[begin Extracted data]

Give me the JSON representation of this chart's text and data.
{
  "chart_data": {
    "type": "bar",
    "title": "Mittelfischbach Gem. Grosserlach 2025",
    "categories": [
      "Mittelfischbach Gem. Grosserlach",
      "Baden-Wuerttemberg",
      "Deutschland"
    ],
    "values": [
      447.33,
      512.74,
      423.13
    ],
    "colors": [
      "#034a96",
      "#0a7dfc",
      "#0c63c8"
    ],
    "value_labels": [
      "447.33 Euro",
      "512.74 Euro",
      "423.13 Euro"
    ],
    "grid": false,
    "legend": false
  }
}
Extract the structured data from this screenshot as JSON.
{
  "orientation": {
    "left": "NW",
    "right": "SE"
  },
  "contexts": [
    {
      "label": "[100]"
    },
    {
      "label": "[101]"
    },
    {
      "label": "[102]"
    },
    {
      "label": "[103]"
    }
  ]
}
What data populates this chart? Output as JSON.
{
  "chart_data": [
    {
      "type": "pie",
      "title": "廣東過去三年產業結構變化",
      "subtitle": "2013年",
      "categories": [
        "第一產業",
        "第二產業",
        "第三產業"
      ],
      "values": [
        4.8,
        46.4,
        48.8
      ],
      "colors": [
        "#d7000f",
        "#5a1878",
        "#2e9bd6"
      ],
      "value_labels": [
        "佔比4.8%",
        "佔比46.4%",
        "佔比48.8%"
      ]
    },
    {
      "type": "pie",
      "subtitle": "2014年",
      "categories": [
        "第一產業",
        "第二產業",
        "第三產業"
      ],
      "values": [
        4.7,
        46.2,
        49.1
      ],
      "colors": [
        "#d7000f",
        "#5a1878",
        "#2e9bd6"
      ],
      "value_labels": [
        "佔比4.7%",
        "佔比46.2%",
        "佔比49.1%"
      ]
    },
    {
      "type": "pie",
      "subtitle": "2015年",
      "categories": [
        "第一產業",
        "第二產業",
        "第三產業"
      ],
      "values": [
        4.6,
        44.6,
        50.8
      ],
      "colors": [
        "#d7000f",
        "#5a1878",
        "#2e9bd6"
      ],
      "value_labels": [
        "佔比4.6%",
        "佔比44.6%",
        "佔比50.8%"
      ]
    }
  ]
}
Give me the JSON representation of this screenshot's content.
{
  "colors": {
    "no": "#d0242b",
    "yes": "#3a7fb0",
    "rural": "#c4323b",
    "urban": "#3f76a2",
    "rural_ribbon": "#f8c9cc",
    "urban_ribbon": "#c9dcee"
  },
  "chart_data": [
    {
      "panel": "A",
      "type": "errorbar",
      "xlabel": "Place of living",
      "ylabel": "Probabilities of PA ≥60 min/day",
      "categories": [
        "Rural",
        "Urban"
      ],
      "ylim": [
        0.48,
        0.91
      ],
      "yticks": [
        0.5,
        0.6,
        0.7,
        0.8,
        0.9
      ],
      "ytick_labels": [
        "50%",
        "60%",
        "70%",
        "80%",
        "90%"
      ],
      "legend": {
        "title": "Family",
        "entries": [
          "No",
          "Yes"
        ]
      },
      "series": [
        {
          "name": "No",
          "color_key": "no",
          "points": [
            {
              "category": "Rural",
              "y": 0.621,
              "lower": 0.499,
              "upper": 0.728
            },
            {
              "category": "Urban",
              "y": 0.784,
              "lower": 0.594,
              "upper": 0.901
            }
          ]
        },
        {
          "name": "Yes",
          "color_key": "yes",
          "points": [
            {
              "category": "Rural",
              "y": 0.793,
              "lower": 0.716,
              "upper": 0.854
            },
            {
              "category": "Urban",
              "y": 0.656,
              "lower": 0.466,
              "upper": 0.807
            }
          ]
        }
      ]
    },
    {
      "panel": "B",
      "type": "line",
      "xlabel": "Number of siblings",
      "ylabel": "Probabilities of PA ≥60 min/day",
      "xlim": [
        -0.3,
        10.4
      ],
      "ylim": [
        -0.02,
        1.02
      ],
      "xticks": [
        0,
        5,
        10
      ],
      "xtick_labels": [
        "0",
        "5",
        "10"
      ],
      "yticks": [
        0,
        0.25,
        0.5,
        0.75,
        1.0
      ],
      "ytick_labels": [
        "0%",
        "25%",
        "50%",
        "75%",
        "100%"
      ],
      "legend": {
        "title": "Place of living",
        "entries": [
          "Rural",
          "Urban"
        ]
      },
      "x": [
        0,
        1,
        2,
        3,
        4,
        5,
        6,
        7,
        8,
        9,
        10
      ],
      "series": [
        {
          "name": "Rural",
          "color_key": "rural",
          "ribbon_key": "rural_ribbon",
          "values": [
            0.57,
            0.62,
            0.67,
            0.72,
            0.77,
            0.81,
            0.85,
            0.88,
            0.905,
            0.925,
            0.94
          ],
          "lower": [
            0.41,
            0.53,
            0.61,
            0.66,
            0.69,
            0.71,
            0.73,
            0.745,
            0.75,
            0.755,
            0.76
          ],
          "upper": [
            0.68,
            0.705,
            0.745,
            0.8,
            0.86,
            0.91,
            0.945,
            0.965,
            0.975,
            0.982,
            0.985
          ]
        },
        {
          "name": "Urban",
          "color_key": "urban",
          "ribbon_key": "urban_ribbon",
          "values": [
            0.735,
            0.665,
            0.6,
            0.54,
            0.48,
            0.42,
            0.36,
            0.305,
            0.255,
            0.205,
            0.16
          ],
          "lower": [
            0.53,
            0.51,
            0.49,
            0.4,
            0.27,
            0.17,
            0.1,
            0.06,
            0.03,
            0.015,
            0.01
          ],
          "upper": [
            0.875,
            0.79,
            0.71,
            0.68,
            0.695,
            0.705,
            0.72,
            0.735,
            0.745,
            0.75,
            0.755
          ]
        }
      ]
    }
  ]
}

[end Extracted data]

* _Task requirements_
Every entry must be output again, exactly as written above.

* _Reply_
Give me the JSON representation of this chart's text and data.
{
  "chart_data": {
    "type": "bar",
    "title": "Mittelfischbach Gem. Grosserlach 2025",
    "categories": [
      "Mittelfischbach Gem. Grosserlach",
      "Baden-Wuerttemberg",
      "Deutschland"
    ],
    "values": [
      447.33,
      512.74,
      423.13
    ],
    "colors": [
      "#034a96",
      "#0a7dfc",
      "#0c63c8"
    ],
    "value_labels": [
      "447.33 Euro",
      "512.74 Euro",
      "423.13 Euro"
    ],
    "grid": false,
    "legend": false
  }
}
Extract the structured data from this screenshot as JSON.
{
  "orientation": {
    "left": "NW",
    "right": "SE"
  },
  "contexts": [
    {
      "label": "[100]"
    },
    {
      "label": "[101]"
    },
    {
      "label": "[102]"
    },
    {
      "label": "[103]"
    }
  ]
}
What data populates this chart? Output as JSON.
{
  "chart_data": [
    {
      "type": "pie",
      "title": "廣東過去三年產業結構變化",
      "subtitle": "2013年",
      "categories": [
        "第一產業",
        "第二產業",
        "第三產業"
      ],
      "values": [
        4.8,
        46.4,
        48.8
      ],
      "colors": [
        "#d7000f",
        "#5a1878",
        "#2e9bd6"
      ],
      "value_labels": [
        "佔比4.8%",
        "佔比46.4%",
        "佔比48.8%"
      ]
    },
    {
      "type": "pie",
      "subtitle": "2014年",
      "categories": [
        "第一產業",
        "第二產業",
        "第三產業"
      ],
      "values": [
        4.7,
        46.2,
        49.1
      ],
      "colors": [
        "#d7000f",
        "#5a1878",
        "#2e9bd6"
      ],
      "value_labels": [
        "佔比4.7%",
        "佔比46.2%",
        "佔比49.1%"
      ]
    },
    {
      "type": "pie",
      "subtitle": "2015年",
      "categories": [
        "第一產業",
        "第二產業",
        "第三產業"
      ],
      "values": [
        4.6,
        44.6,
        50.8
      ],
      "colors": [
        "#d7000f",
        "#5a1878",
        "#2e9bd6"
      ],
      "value_labels": [
        "佔比4.6%",
        "佔比44.6%",
        "佔比50.8%"
      ]
    }
  ]
}
Give me the JSON representation of this screenshot's content.
{
  "colors": {
    "no": "#d0242b",
    "yes": "#3a7fb0",
    "rural": "#c4323b",
    "urban": "#3f76a2",
    "rural_ribbon": "#f8c9cc",
    "urban_ribbon": "#c9dcee"
  },
  "chart_data": [
    {
      "panel": "A",
      "type": "errorbar",
      "xlabel": "Place of living",
      "ylabel": "Probabilities of PA ≥60 min/day",
      "categories": [
        "Rural",
        "Urban"
      ],
      "ylim": [
        0.48,
        0.91
      ],
      "yticks": [
        0.5,
        0.6,
        0.7,
        0.8,
        0.9
      ],
      "ytick_labels": [
        "50%",
        "60%",
        "70%",
        "80%",
        "90%"
      ],
      "legend": {
        "title": "Family",
        "entries": [
          "No",
          "Yes"
        ]
      },
      "series": [
        {
          "name": "No",
          "color_key": "no",
          "points": [
            {
              "category": "Rural",
              "y": 0.621,
              "lower": 0.499,
              "upper": 0.728
            },
            {
              "category": "Urban",
              "y": 0.784,
              "lower": 0.594,
              "upper": 0.901
            }
          ]
        },
        {
          "name": "Yes",
          "color_key": "yes",
          "points": [
            {
              "category": "Rural",
              "y": 0.793,
              "lower": 0.716,
              "upper": 0.854
            },
            {
              "category": "Urban",
              "y": 0.656,
              "lower": 0.466,
              "upper": 0.807
            }
          ]
        }
      ]
    },
    {
      "panel": "B",
      "type": "line",
      "xlabel": "Number of siblings",
      "ylabel": "Probabilities of PA ≥60 min/day",
      "xlim": [
        -0.3,
        10.4
      ],
      "ylim": [
        -0.02,
        1.02
      ],
      "xticks": [
        0,
        5,
        10
      ],
      "xtick_labels": [
        "0",
        "5",
        "10"
      ],
      "yticks": [
        0,
        0.25,
        0.5,
        0.75,
        1.0
      ],
      "ytick_labels": [
        "0%",
        "25%",
        "50%",
        "75%",
        "100%"
      ],
      "legend": {
        "title": "Place of living",
        "entries": [
          "Rural",
          "Urban"
        ]
      },
      "x": [
        0,
        1,
        2,
        3,
        4,
        5,
        6,
        7,
        8,
        9,
        10
      ],
      "series": [
        {
          "name": "Rural",
          "color_key": "rural",
          "ribbon_key": "rural_ribbon",
          "values": [
            0.57,
            0.62,
            0.67,
            0.72,
            0.77,
            0.81,
            0.85,
            0.88,
            0.905,
            0.925,
            0.94
          ],
          "lower": [
            0.41,
            0.53,
            0.61,
            0.66,
            0.69,
            0.71,
            0.73,
            0.745,
            0.75,
            0.755,
            0.76
          ],
          "upper": [
            0.68,
            0.705,
            0.745,
            0.8,
            0.86,
            0.91,
            0.945,
            0.965,
            0.975,
            0.982,
            0.985
          ]
        },
        {
          "name": "Urban",
          "color_key": "urban",
          "ribbon_key": "urban_ribbon",
          "values": [
            0.735,
            0.665,
            0.6,
            0.54,
            0.48,
            0.42,
            0.36,
            0.305,
            0.255,
            0.205,
            0.16
          ],
          "lower": [
            0.53,
            0.51,
            0.49,
            0.4,
            0.27,
            0.17,
            0.1,
            0.06,
            0.03,
            0.015,
            0.01
          ],
          "upper": [
            0.875,
            0.79,
            0.71,
            0.68,
            0.695,
            0.705,
            0.72,
            0.735,
            0.745,
            0.75,
            0.755
          ]
        }
      ]
    }
  ]
}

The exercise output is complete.